§ Exercise directions
Work through the material below line by line and say how many lines include the word "师范学堂". Only the number, please.

* start *

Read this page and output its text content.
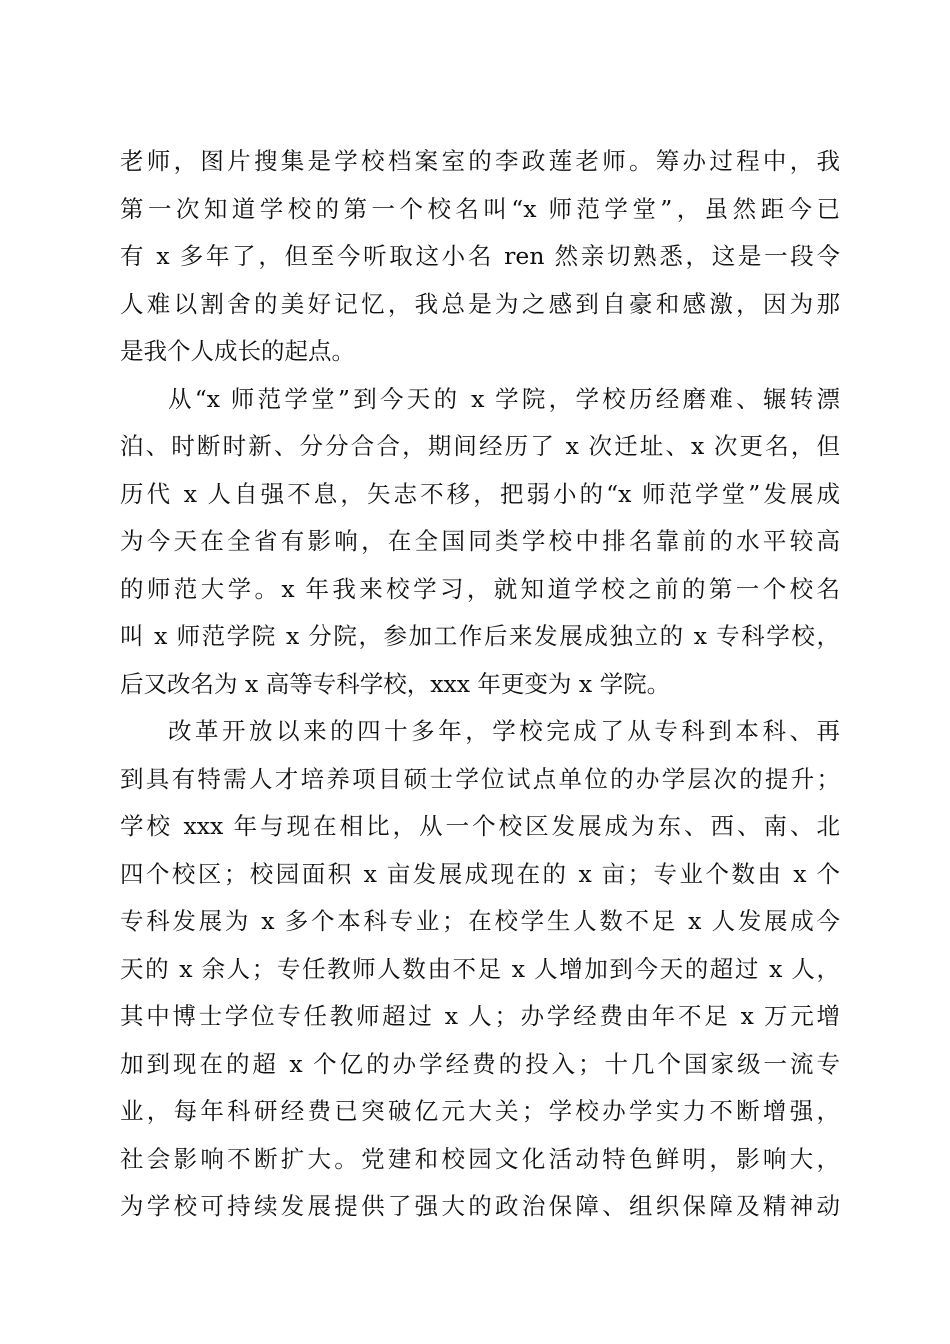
老师，图片搜集是学校档案室的李政莲老师。筹办过程中，我
第一次知道学校的第一个校名叫“x 师范学堂”，虽然距今已
有 x 多年了，但至今听取这小名 ren 然亲切熟悉，这是一段令
人难以割舍的美好记忆，我总是为之感到自豪和感激，因为那
是我个人成长的起点。
从“x 师范学堂”到今天的 x 学院，学校历经磨难、辗转漂
泊、时断时新、分分合合，期间经历了 x 次迁址、x 次更名，但
历代 x 人自强不息，矢志不移，把弱小的“x 师范学堂”发展成
为今天在全省有影响，在全国同类学校中排名靠前的水平较高
的师范大学。x 年我来校学习，就知道学校之前的第一个校名
叫 x 师范学院 x 分院，参加工作后来发展成独立的 x 专科学校，
后又改名为 x 高等专科学校，xxx 年更变为 x 学院。
改革开放以来的四十多年，学校完成了从专科到本科、再
到具有特需人才培养项目硕士学位试点单位的办学层次的提升；
学校 xxx 年与现在相比，从一个校区发展成为东、西、南、北
四个校区；校园面积 x 亩发展成现在的 x 亩；专业个数由 x 个
专科发展为 x 多个本科专业；在校学生人数不足 x 人发展成今
天的 x 余人；专任教师人数由不足 x 人增加到今天的超过 x 人，
其中博士学位专任教师超过 x 人；办学经费由年不足 x 万元增
加到现在的超 x 个亿的办学经费的投入；十几个国家级一流专
业，每年科研经费已突破亿元大关；学校办学实力不断增强，
社会影响不断扩大。党建和校园文化活动特色鲜明，影响大，
为学校可持续发展提供了强大的政治保障、组织保障及精神动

* end *

§ Output for this exercise
3